■ Exercise description
Pictures do not belong in your copy. Repeat all the other data exactly.

■ Extracted data
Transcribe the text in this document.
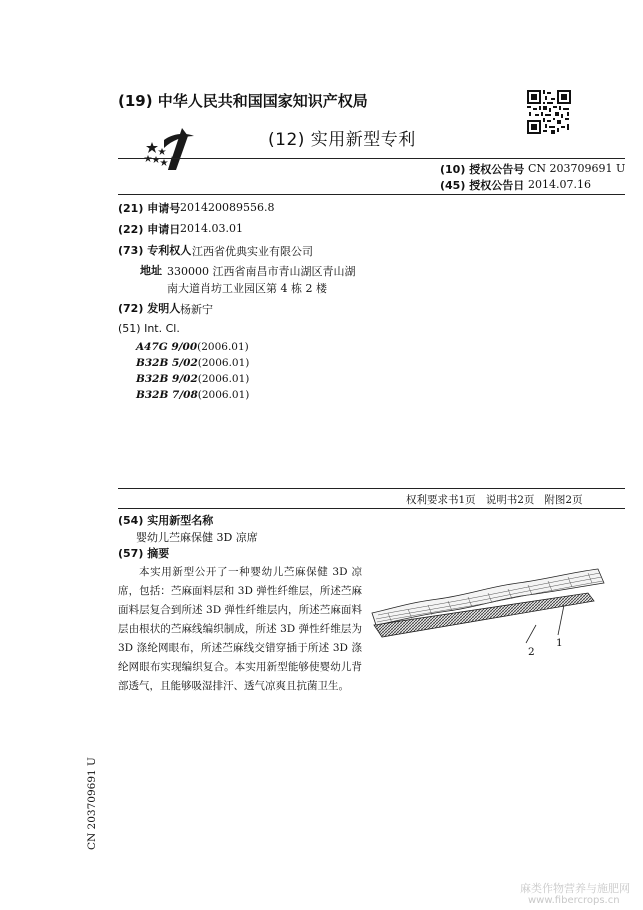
(19) 中华人民共和国国家知识产权局
(12) 实用新型专利
(10) 授权公告号 CN 203709691 U
(45) 授权公告日 2014.07.16
(21) 申请号 201420089556.8
(22) 申请日 2014.03.01
(73) 专利权人 江西省优典实业有限公司
地址 330000 江西省南昌市青山湖区青山湖
南大道肖坊工业园区第 4 栋 2 楼
(72) 发明人 杨新宁
(51) Int. Cl.
A47G 9/00(2006.01)
B32B 5/02(2006.01)
B32B 9/02(2006.01)
B32B 7/08(2006.01)
权利要求书1页   说明书2页   附图2页
(54) 实用新型名称
婴幼儿苎麻保健 3D 凉席
(57) 摘要

本实用新型公开了一种婴幼儿苎麻保健 3D 凉席，包括：苎麻面料层和 3D 弹性纤维层，所述苎麻面料层复合到所述 3D 弹性纤维层内，所述苎麻面料层由根状的苎麻线编织制成，所述 3D 弹性纤维层为 3D 涤纶网眼布，所述苎麻线交错穿插于所述 3D 涤纶网眼布实现编织复合。本实用新型能够使婴幼儿背部透气，且能够吸湿排汗、透气凉爽且抗菌卫生。

2
1
CN 203709691 U
麻类作物营养与施肥网
www.fibercrops.cn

■ Completed exercise
Transcribe the text in this document.
(19) 中华人民共和国国家知识产权局
(12) 实用新型专利
(10) 授权公告号 CN 203709691 U
(45) 授权公告日 2014.07.16
(21) 申请号 201420089556.8
(22) 申请日 2014.03.01
(73) 专利权人 江西省优典实业有限公司
地址 330000 江西省南昌市青山湖区青山湖
南大道肖坊工业园区第 4 栋 2 楼
(72) 发明人 杨新宁
(51) Int. Cl.
A47G 9/00(2006.01)
B32B 5/02(2006.01)
B32B 9/02(2006.01)
B32B 7/08(2006.01)
权利要求书1页   说明书2页   附图2页
(54) 实用新型名称
婴幼儿苎麻保健 3D 凉席
(57) 摘要

本实用新型公开了一种婴幼儿苎麻保健 3D 凉席，包括：苎麻面料层和 3D 弹性纤维层，所述苎麻面料层复合到所述 3D 弹性纤维层内，所述苎麻面料层由根状的苎麻线编织制成，所述 3D 弹性纤维层为 3D 涤纶网眼布，所述苎麻线交错穿插于所述 3D 涤纶网眼布实现编织复合。本实用新型能够使婴幼儿背部透气，且能够吸湿排汗、透气凉爽且抗菌卫生。

2
1
CN 203709691 U
麻类作物营养与施肥网
www.fibercrops.cn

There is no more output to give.